Stored data -
════
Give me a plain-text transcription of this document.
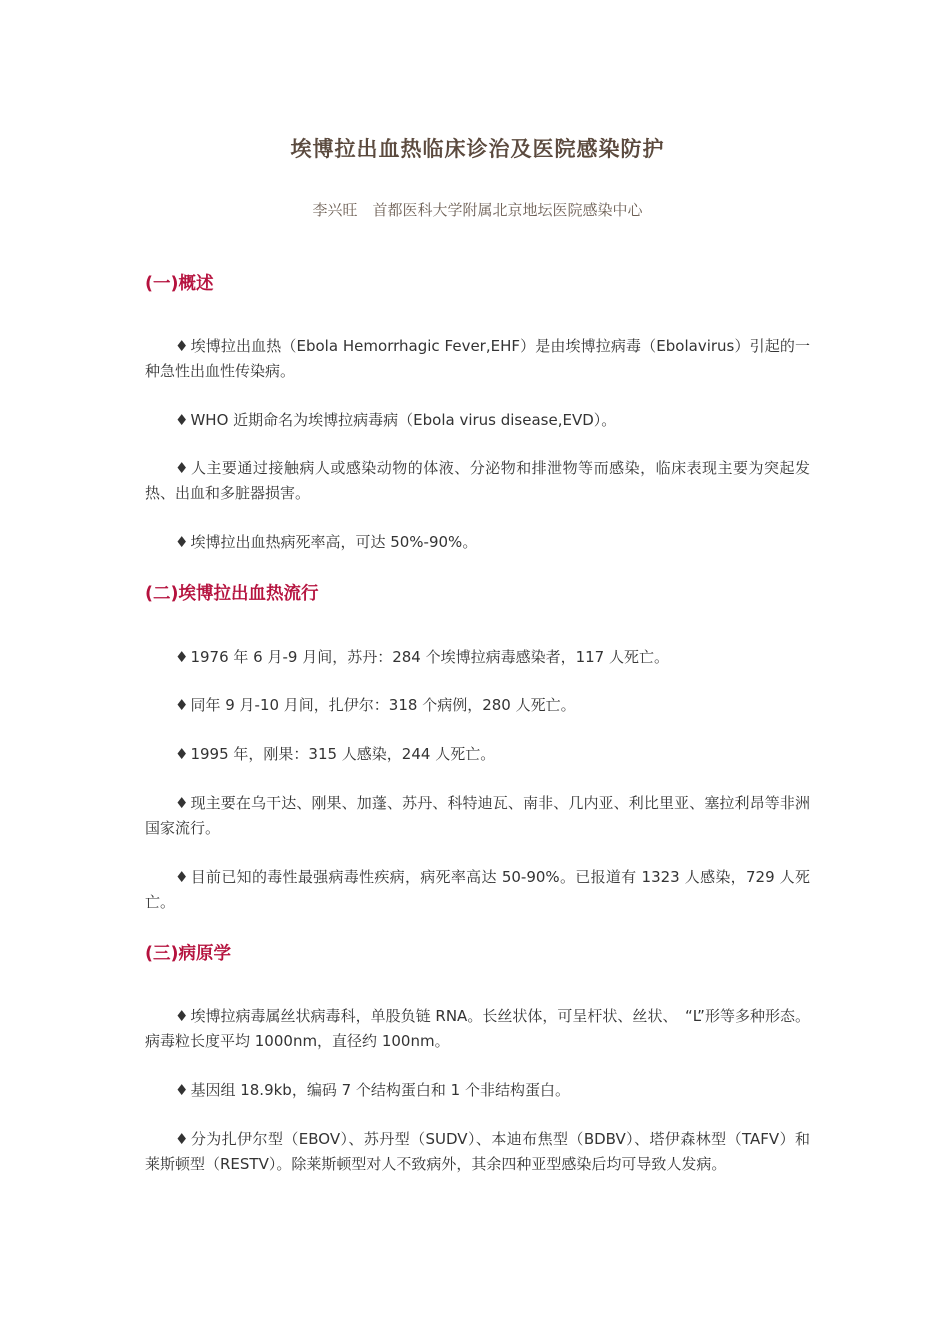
埃博拉出血热临床诊治及医院感染防护

李兴旺　首都医科大学附属北京地坛医院感染中心

(一)概述

♦ 埃博拉出血热（Ebola Hemorrhagic Fever,EHF）是由埃博拉病毒（Ebolavirus）引起的一种急性出血性传染病。

♦ WHO 近期命名为埃博拉病毒病（Ebola virus disease,EVD）。

♦ 人主要通过接触病人或感染动物的体液、分泌物和排泄物等而感染，临床表现主要为突起发热、出血和多脏器损害。

♦ 埃博拉出血热病死率高，可达 50%-90%。

(二)埃博拉出血热流行

♦ 1976 年 6 月-9 月间，苏丹：284 个埃博拉病毒感染者，117 人死亡。

♦ 同年 9 月-10 月间，扎伊尔：318 个病例，280 人死亡。

♦ 1995 年，刚果：315 人感染，244 人死亡。

♦ 现主要在乌干达、刚果、加蓬、苏丹、科特迪瓦、南非、几内亚、利比里亚、塞拉利昂等非洲国家流行。

♦ 目前已知的毒性最强病毒性疾病，病死率高达 50-90%。已报道有 1323 人感染，729 人死亡。

(三)病原学

♦ 埃博拉病毒属丝状病毒科，单股负链 RNA。长丝状体，可呈杆状、丝状、　“L”形等多种形态。病毒粒长度平均 1000nm，直径约 100nm。

♦ 基因组 18.9kb，编码 7 个结构蛋白和 1 个非结构蛋白。

♦ 分为扎伊尔型（EBOV）、苏丹型（SUDV）、本迪布焦型（BDBV）、塔伊森林型（TAFV）和莱斯顿型（RESTV）。除莱斯顿型对人不致病外，其余四种亚型感染后均可导致人发病。
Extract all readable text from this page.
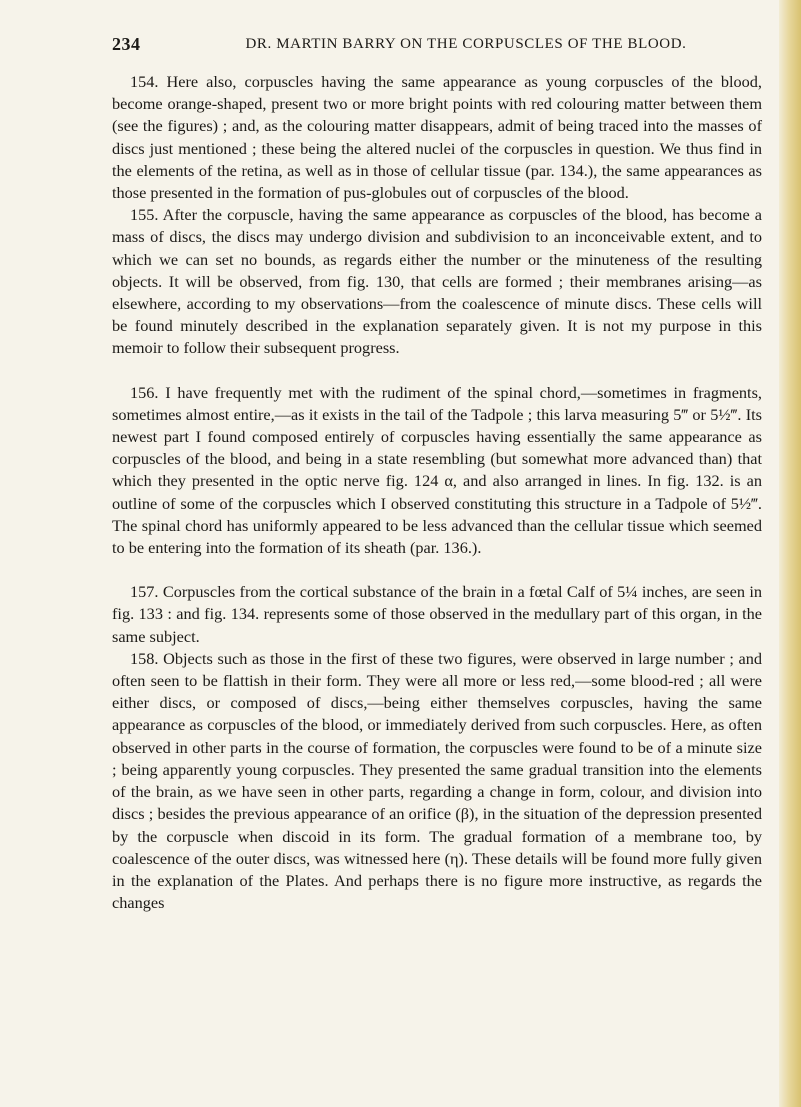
234	DR. MARTIN BARRY ON THE CORPUSCLES OF THE BLOOD.

154. Here also, corpuscles having the same appearance as young corpuscles of the blood, become orange-shaped, present two or more bright points with red colouring matter between them (see the figures) ; and, as the colouring matter disappears, admit of being traced into the masses of discs just mentioned ; these being the altered nuclei of the corpuscles in question. We thus find in the elements of the retina, as well as in those of cellular tissue (par. 134.), the same appearances as those presented in the formation of pus-globules out of corpuscles of the blood.

155. After the corpuscle, having the same appearance as corpuscles of the blood, has become a mass of discs, the discs may undergo division and subdivision to an inconceivable extent, and to which we can set no bounds, as regards either the number or the minuteness of the resulting objects. It will be observed, from fig. 130, that cells are formed ; their membranes arising—as elsewhere, according to my observations—from the coalescence of minute discs. These cells will be found minutely described in the explanation separately given. It is not my purpose in this memoir to follow their subsequent progress.

156. I have frequently met with the rudiment of the spinal chord,—sometimes in fragments, sometimes almost entire,—as it exists in the tail of the Tadpole ; this larva measuring 5‴ or 5½‴. Its newest part I found composed entirely of corpuscles having essentially the same appearance as corpuscles of the blood, and being in a state resembling (but somewhat more advanced than) that which they presented in the optic nerve fig. 124 α, and also arranged in lines. In fig. 132. is an outline of some of the corpuscles which I observed constituting this structure in a Tadpole of 5½‴. The spinal chord has uniformly appeared to be less advanced than the cellular tissue which seemed to be entering into the formation of its sheath (par. 136.).

157. Corpuscles from the cortical substance of the brain in a fœtal Calf of 5¼ inches, are seen in fig. 133 : and fig. 134. represents some of those observed in the medullary part of this organ, in the same subject.

158. Objects such as those in the first of these two figures, were observed in large number ; and often seen to be flattish in their form. They were all more or less red,—some blood-red ; all were either discs, or composed of discs,—being either themselves corpuscles, having the same appearance as corpuscles of the blood, or immediately derived from such corpuscles. Here, as often observed in other parts in the course of formation, the corpuscles were found to be of a minute size ; being apparently young corpuscles. They presented the same gradual transition into the elements of the brain, as we have seen in other parts, regarding a change in form, colour, and division into discs ; besides the previous appearance of an orifice (β), in the situation of the depression presented by the corpuscle when discoid in its form. The gradual formation of a membrane too, by coalescence of the outer discs, was witnessed here (η). These details will be found more fully given in the explanation of the Plates. And perhaps there is no figure more instructive, as regards the changes
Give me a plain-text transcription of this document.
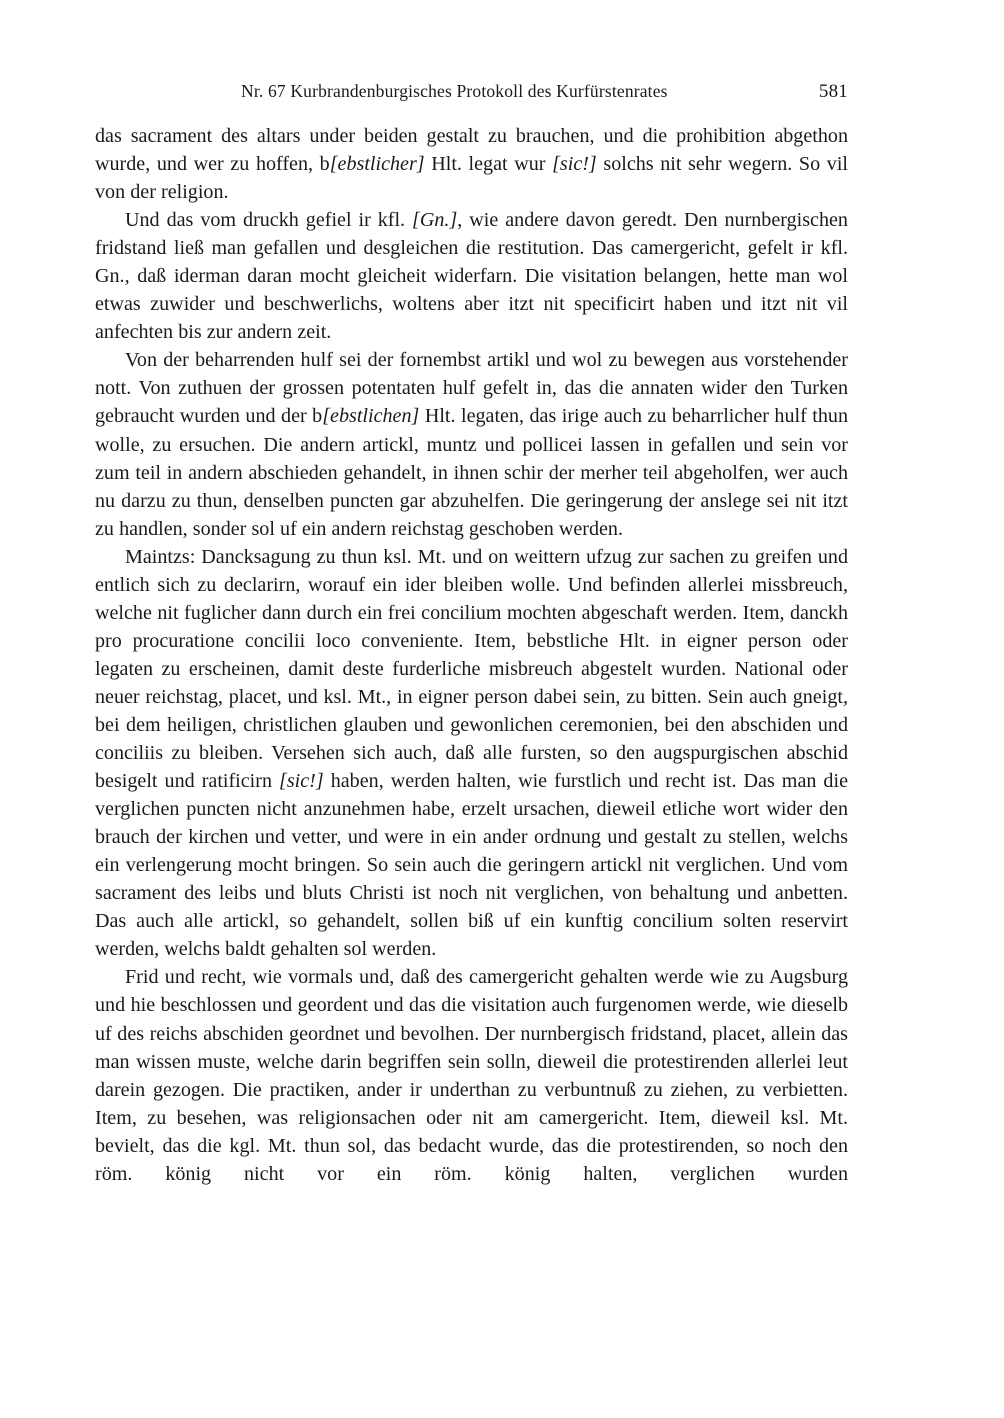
Nr. 67 Kurbrandenburgisches Protokoll des Kurfürstenrates	581

das sacrament des altars under beiden gestalt zu brauchen, und die prohibition abgethon wurde, und wer zu hoffen, b[ebstlicher] Hlt. legat wur [sic!] solchs nit sehr wegern. So vil von der religion.

Und das vom druckh gefiel ir kfl. [Gn.], wie andere davon geredt. Den nurnbergischen fridstand ließ man gefallen und desgleichen die restitution. Das camergericht, gefelt ir kfl. Gn., daß iderman daran mocht gleicheit widerfarn. Die visitation belangen, hette man wol etwas zuwider und beschwerlichs, woltens aber itzt nit specificirt haben und itzt nit vil anfechten bis zur andern zeit.

Von der beharrenden hulf sei der fornembst artikl und wol zu bewegen aus vorstehender nott. Von zuthuen der grossen potentaten hulf gefelt in, das die annaten wider den Turken gebraucht wurden und der b[ebstlichen] Hlt. legaten, das irige auch zu beharrlicher hulf thun wolle, zu ersuchen. Die andern artickl, muntz und pollicei lassen in gefallen und sein vor zum teil in andern abschieden gehandelt, in ihnen schir der merher teil abgeholfen, wer auch nu darzu zu thun, denselben puncten gar abzuhelfen. Die geringerung der anslege sei nit itzt zu handlen, sonder sol uf ein andern reichstag geschoben werden.

Maintzs: Dancksagung zu thun ksl. Mt. und on weittern ufzug zur sachen zu greifen und entlich sich zu declarirn, worauf ein ider bleiben wolle. Und befinden allerlei missbreuch, welche nit fuglicher dann durch ein frei concilium mochten abgeschaft werden. Item, danckh pro procuratione concilii loco conveniente. Item, bebstliche Hlt. in eigner person oder legaten zu erscheinen, damit deste furderliche misbreuch abgestelt wurden. National oder neuer reichstag, placet, und ksl. Mt., in eigner person dabei sein, zu bitten. Sein auch gneigt, bei dem heiligen, christlichen glauben und gewonlichen ceremonien, bei den abschiden und conciliis zu bleiben. Versehen sich auch, daß alle fursten, so den augspurgischen abschid besigelt und ratificirn [sic!] haben, werden halten, wie furstlich und recht ist. Das man die verglichen puncten nicht anzunehmen habe, erzelt ursachen, dieweil etliche wort wider den brauch der kirchen und vetter, und were in ein ander ordnung und gestalt zu stellen, welchs ein verlengerung mocht bringen. So sein auch die geringern artickl nit verglichen. Und vom sacrament des leibs und bluts Christi ist noch nit verglichen, von behaltung und anbetten. Das auch alle artickl, so gehandelt, sollen biß uf ein kunftig concilium solten reservirt werden, welchs baldt gehalten sol werden.

Frid und recht, wie vormals und, daß des camergericht gehalten werde wie zu Augsburg und hie beschlossen und geordent und das die visitation auch furgenomen werde, wie dieselb uf des reichs abschiden geordnet und bevolhen. Der nurnbergisch fridstand, placet, allein das man wissen muste, welche darin begriffen sein solln, dieweil die protestirenden allerlei leut darein gezogen. Die practiken, ander ir underthan zu verbuntnuß zu ziehen, zu verbietten. Item, zu besehen, was religionsachen oder nit am camergericht. Item, dieweil ksl. Mt. bevielt, das die kgl. Mt. thun sol, das bedacht wurde, das die protestirenden, so noch den röm. könig nicht vor ein röm. könig halten, verglichen wurden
════
What you need to do -
Copy out each line of the records where the word "Ebola" appears.

Answer space -
♦ 埃博拉出血热（Ebola Hemorrhagic Fever,EHF）是由埃博拉病毒（Ebolavirus）引起的一种急性出血性传染病。
♦ WHO 近期命名为埃博拉病毒病（Ebola virus disease,EVD）。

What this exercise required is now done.